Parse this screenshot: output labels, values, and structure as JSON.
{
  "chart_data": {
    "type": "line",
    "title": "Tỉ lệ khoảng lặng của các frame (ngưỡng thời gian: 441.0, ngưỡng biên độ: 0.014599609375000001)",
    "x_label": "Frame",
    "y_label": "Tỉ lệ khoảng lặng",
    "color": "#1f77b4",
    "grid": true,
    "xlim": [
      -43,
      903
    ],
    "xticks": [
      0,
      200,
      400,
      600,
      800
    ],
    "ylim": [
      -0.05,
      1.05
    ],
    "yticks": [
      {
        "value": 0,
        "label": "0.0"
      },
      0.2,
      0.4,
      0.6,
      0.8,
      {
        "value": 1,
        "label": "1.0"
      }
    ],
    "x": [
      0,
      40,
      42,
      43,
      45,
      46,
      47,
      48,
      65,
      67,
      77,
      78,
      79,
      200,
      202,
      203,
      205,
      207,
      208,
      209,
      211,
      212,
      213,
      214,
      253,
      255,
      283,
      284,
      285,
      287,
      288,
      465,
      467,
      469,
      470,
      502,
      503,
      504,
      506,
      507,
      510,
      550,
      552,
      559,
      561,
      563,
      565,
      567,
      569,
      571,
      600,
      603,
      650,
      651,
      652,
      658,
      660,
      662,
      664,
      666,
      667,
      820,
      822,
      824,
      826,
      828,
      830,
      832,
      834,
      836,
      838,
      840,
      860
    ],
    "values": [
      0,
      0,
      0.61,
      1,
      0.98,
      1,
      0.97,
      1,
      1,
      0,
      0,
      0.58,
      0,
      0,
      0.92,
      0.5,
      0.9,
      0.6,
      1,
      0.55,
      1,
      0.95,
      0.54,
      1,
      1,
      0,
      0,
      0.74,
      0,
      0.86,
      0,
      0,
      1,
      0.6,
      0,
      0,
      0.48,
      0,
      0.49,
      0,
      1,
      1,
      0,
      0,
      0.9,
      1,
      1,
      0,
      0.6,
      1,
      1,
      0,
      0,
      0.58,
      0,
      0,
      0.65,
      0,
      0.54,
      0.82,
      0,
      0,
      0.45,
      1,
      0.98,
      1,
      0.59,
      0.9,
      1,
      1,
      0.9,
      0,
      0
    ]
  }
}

════

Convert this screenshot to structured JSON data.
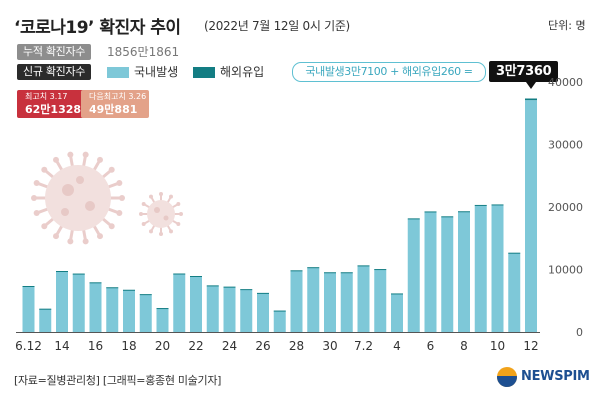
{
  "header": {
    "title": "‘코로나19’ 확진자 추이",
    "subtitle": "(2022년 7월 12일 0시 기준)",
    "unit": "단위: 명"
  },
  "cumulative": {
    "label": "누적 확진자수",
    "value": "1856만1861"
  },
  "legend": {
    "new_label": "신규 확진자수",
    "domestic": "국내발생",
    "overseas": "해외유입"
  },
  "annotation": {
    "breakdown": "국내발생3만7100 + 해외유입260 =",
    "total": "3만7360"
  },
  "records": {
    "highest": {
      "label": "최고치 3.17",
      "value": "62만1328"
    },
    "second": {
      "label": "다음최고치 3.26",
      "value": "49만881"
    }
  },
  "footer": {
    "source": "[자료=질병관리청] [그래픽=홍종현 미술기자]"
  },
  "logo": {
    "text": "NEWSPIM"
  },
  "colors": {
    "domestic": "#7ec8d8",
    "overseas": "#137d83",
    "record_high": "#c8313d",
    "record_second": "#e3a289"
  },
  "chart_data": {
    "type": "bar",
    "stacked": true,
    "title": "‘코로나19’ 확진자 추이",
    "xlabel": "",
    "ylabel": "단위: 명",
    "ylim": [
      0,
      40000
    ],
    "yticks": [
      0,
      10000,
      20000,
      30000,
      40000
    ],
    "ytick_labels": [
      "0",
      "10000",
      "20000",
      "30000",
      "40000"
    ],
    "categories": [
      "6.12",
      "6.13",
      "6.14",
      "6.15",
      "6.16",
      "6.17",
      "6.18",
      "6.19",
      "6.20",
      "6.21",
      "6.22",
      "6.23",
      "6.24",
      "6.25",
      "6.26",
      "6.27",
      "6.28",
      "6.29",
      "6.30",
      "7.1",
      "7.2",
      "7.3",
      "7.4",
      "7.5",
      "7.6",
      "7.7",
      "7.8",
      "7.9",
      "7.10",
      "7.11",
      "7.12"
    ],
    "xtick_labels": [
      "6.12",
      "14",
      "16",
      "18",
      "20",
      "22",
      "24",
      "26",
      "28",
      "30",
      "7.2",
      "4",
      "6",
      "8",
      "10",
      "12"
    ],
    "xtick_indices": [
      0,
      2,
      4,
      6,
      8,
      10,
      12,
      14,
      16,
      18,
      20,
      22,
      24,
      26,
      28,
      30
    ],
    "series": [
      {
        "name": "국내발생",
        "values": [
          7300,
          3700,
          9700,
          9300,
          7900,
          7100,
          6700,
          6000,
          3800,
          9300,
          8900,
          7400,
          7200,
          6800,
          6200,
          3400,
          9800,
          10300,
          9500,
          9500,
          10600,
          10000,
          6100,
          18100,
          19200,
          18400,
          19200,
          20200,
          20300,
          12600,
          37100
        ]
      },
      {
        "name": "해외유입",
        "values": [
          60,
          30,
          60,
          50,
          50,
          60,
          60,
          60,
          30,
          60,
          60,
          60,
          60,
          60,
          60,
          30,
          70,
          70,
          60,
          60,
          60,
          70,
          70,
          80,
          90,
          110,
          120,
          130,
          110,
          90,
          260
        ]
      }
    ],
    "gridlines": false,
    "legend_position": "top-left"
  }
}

════

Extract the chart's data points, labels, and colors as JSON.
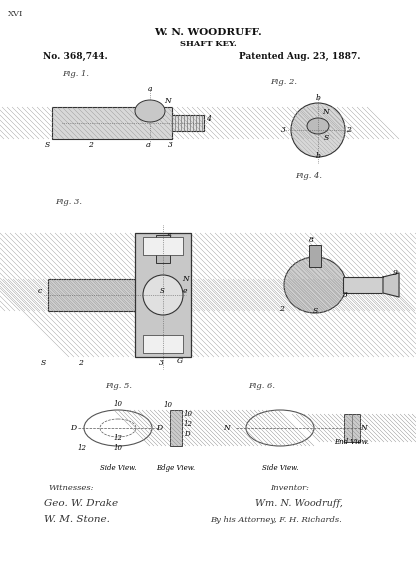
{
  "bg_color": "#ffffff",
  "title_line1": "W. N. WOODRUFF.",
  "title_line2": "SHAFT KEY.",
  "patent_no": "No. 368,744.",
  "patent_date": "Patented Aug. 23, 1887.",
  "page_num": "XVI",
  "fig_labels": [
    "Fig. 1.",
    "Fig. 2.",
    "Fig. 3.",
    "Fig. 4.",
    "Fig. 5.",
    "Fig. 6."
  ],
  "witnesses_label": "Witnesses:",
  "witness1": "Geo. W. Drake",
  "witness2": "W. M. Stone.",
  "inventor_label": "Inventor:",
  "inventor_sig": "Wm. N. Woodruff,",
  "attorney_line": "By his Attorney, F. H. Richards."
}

════

Each line in the data that holds the string "screenshot" should be found and copied.

Parse this screenshot: output labels, values, and structure as JSON.
Convert this screenshot to structured JSON data.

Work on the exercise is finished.